** Problem to solve **
Below are the entries; state how many of their lines contain the string "Money", and nothing more.
====== Entries supplied
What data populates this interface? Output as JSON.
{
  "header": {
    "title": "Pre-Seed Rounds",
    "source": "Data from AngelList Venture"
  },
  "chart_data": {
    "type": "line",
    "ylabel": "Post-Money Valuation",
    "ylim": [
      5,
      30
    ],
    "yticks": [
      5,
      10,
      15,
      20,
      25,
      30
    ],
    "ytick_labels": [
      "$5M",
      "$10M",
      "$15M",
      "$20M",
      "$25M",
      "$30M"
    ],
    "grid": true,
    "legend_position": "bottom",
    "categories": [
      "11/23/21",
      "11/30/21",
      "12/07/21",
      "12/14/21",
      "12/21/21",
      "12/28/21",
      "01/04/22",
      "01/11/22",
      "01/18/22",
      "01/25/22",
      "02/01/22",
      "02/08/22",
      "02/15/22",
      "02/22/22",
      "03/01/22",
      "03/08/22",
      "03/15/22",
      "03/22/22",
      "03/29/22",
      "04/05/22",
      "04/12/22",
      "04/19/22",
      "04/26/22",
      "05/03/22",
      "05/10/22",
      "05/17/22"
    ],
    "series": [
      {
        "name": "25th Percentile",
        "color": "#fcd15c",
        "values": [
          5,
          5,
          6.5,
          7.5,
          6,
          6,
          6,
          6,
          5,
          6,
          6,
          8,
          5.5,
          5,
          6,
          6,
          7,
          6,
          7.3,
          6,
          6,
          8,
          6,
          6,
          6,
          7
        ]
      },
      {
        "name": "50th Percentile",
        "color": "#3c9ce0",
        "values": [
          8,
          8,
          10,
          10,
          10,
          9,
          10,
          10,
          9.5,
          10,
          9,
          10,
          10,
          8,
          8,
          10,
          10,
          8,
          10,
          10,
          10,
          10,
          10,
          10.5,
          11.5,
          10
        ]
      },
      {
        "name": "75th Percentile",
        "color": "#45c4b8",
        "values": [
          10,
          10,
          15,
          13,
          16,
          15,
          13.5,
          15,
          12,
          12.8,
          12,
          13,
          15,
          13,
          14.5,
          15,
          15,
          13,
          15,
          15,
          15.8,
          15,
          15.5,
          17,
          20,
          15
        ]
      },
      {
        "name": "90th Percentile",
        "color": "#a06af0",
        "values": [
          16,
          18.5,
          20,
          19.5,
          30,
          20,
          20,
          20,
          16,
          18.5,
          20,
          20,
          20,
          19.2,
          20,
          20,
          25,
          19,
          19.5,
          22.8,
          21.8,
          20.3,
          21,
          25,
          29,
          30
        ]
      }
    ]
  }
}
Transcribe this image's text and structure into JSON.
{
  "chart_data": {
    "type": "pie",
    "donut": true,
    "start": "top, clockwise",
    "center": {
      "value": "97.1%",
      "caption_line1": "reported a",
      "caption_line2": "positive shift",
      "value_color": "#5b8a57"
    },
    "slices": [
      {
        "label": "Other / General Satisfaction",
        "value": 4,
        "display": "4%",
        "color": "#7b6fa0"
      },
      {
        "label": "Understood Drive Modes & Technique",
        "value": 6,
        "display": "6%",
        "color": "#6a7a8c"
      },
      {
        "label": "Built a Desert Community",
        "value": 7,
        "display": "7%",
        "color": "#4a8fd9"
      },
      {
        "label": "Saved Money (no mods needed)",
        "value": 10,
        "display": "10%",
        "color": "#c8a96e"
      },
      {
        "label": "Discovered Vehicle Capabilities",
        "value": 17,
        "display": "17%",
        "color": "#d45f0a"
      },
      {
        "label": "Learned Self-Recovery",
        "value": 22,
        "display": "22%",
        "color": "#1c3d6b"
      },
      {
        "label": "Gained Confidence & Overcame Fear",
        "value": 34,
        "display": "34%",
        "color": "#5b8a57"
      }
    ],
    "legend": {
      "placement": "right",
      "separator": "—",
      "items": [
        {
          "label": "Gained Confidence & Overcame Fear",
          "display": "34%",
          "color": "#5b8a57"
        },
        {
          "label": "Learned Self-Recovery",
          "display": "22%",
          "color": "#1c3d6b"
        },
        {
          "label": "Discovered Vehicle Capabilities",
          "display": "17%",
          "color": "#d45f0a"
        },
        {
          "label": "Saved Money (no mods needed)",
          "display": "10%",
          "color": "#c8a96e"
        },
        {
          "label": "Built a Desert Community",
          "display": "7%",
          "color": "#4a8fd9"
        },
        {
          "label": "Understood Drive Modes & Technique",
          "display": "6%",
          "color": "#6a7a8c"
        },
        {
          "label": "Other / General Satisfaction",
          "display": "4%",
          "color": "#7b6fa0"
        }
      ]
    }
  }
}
============
** Complete response **
3